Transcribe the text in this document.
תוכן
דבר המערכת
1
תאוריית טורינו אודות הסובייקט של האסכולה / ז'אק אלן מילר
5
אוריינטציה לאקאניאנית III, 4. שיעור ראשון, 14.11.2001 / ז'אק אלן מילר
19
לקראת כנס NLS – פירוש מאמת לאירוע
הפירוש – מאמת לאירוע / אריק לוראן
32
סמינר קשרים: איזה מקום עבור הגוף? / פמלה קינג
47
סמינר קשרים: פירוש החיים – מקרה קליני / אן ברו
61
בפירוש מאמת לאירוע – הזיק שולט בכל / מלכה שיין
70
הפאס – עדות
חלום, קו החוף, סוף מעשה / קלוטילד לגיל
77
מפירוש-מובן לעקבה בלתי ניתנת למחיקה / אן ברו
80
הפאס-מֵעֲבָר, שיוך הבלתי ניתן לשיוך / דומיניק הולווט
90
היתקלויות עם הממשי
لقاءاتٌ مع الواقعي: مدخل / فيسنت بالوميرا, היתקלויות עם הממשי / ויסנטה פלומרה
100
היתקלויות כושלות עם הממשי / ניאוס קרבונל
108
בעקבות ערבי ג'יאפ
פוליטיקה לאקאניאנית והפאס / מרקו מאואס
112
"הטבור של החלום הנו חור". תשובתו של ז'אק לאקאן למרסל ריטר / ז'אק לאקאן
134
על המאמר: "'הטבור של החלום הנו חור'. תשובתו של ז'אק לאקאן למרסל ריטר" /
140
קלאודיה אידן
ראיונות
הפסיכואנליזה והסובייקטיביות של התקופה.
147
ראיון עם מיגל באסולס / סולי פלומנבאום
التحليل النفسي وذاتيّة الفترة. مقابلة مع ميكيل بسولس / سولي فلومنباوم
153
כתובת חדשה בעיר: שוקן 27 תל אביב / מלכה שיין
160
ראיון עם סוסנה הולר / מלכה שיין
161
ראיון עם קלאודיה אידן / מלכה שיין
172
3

══════════

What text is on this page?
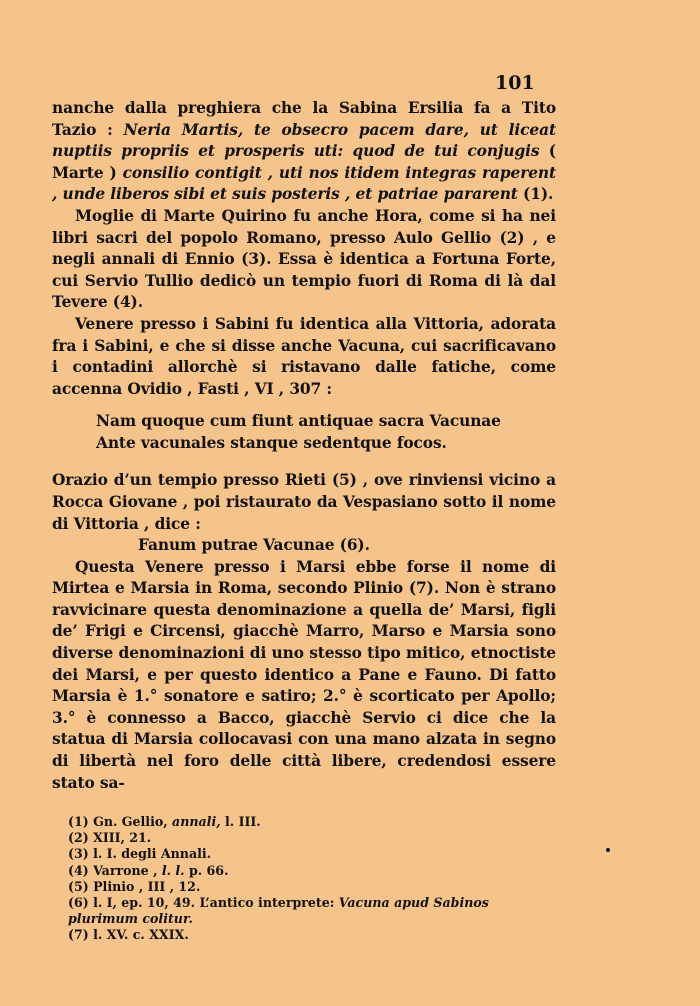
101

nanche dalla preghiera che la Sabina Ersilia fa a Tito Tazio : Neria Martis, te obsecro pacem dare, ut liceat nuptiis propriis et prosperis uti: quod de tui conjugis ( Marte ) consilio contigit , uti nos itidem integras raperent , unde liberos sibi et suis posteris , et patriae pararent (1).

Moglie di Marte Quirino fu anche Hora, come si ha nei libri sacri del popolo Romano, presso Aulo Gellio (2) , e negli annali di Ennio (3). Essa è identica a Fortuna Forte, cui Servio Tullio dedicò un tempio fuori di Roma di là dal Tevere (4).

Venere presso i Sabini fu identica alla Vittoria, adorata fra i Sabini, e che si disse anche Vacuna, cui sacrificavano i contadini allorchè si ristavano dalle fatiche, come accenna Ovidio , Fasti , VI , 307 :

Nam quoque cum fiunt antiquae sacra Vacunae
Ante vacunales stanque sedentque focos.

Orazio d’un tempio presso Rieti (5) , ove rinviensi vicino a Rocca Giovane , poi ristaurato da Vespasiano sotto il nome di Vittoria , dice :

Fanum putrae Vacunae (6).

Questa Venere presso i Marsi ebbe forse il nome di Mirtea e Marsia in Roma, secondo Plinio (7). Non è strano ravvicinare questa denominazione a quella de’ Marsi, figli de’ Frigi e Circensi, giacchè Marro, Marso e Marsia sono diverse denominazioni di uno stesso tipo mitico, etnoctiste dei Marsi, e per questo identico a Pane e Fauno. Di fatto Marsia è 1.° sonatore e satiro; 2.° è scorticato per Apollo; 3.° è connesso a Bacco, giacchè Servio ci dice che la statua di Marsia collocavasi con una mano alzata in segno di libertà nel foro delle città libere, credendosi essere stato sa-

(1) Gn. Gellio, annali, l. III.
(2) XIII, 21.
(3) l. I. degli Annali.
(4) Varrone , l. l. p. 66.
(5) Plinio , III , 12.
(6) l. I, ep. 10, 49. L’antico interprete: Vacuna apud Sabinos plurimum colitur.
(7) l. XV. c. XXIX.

══════════

▶ [Written task]
Read the data above. Pull out each line in which the string "תשובתו" appears.

▶ [Completed task]
"הטבור של החלום הנו חור". תשובתו של ז'אק לאקאן למרסל ריטר / ז'אק לאקאן
על המאמר: "'הטבור של החלום הנו חור'. תשובתו של ז'אק לאקאן למרסל ריטר" /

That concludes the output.